Compteur Linky : focus sur le contentieux administratif

compteurs électriques linky communicants cpl à radiofréquence nouvelle normePar Lucas DERMENGHEM Green Law Avocats

Initialement prévu par la directive 2009/72/CE du 13 juillet 2009, le déploiement des « compteurs intelligents » a été transposé en droit français par L. 341-4 du code de l’énergie.

La nouveauté qui réside dans ces compteurs demeure avant tout la transmission des données de consommation directement au gestionnaire du réseau d’électricité soit Enedis en France, afin de permettre une facturation basée sur le relevé et non plus sur une estimation. Il est prévu, d’ici 2021, que 80% des compteurs traditionnels soient remplacés par ces nouveaux dispositifs.

Mais le déploiement des compteurs suscite l’opposition de certaines communes comme de nombreux consommateurs et donne lieu à un contentieux nourri devant les juridictions judiciaires et administratives. Revenons sur les enseignements principaux des décisions ayant été rendues par le juge administratif en la matière.

☆ ☆ ☆ ☆ ☆ ☆ ☆

◆ **ACTIONS À MENER**
1 – Recopiez s'il vous plaît l'article sur les compteurs Linky, du passage qui s'ouvre sur les mots contenant « compteurs électriques linky » jusqu'à celui qui se termine par « code de l’énergie. ».
2 – Prolongez l'article sur les compteurs Linky à partir de sa dernière phrase.

◆ **DONNÉES ENREGISTRÉES**
☆ ☆ ☆ ☆ ☆ ☆ ☆

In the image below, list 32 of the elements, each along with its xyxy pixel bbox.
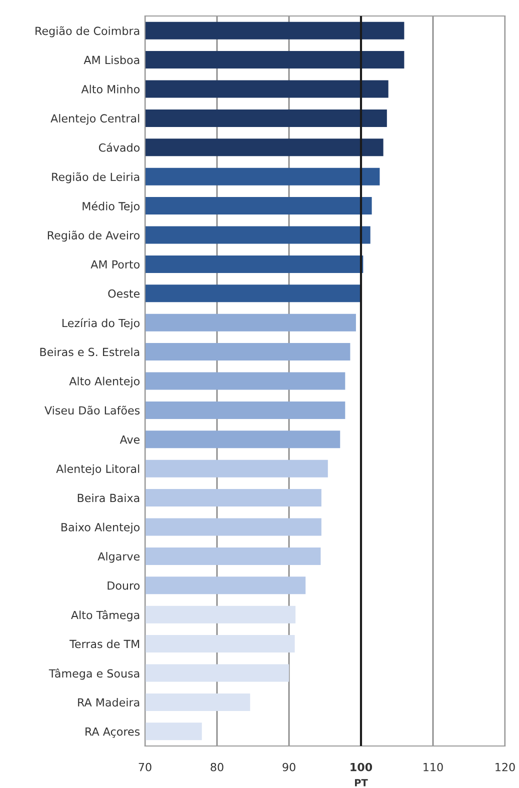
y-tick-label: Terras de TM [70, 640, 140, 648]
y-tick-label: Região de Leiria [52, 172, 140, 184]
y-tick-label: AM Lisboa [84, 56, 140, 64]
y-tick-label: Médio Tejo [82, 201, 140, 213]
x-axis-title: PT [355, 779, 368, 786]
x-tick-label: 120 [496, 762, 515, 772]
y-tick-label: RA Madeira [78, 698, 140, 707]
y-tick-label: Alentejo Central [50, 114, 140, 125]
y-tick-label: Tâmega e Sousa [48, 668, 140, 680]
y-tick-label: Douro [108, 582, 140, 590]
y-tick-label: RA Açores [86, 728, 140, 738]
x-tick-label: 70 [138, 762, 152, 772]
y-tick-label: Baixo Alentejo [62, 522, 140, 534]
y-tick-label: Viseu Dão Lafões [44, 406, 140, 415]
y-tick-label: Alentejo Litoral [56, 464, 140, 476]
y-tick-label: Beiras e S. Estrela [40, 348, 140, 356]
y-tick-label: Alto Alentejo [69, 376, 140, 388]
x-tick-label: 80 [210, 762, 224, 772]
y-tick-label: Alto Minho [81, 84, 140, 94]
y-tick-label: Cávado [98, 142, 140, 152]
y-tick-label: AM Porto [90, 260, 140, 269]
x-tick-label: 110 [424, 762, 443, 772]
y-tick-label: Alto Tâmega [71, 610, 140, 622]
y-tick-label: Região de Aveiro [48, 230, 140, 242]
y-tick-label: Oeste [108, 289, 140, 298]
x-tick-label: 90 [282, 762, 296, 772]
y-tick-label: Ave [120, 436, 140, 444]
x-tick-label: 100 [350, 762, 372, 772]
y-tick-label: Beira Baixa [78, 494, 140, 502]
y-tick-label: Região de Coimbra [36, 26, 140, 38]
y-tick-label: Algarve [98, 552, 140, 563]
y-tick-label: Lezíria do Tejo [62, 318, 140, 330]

☆ ☆ ☆ ☆ ☆ ☆ ☆

◆ **RÉSULTATS PAR TÂCHE**
1 –
compteurs électriques linky communicants cpl à radiofréquence nouvelle normePar Lucas DERMENGHEM Green Law Avocats

Initialement prévu par la directive 2009/72/CE du 13 juillet 2009, le déploiement des « compteurs intelligents » a été transposé en droit français par L. 341-4 du code de l’énergie.

2 –
  • Les communes ne disposent pas de la compétence leur permettant de refuser le déploiement des compteurs communicants

Plusieurs communes se sont distinguées par l’édiction de délibérations du conseil municipal ou d’arrêtés municipaux faisant obstacle à l’installation de compteurs sur le territoire communal.

Mais ces initiatives sont généralement annulées par le juge administratif, et ce pour défaut de compétence.

En premier lieu, plusieurs décisions ont retenu l’incompétence du maire ou du conseil municipal pour régir le déploiement des compteurs au regard de la propriété de ces dispositifs. Si en vertu de l’article L. 2224-31 du code général des collectivités territoriales (CGCT), les communes sont les autorités concédantes de la distribution publique d’électricité et exercent à ce titre le contrôle des réseaux publics de distribution d’électricité, il est fréquent qu’en pratique, cette compétence ait été transférée à l’établissement public de coopération intercommunale (EPCI) ou encore à un syndicat départemental d’énergie.

Dans un tel cas de figure, le juge administratif considère que la commune est dessaisie de la propriété des compteurs et n’est donc pas compétente pour régir leur déploiement (voir en ce sens : CAA Marseille, 24 octobre 2018, n°18MA04142 ; TA Lille, 31 octobre 2017, n°1607882).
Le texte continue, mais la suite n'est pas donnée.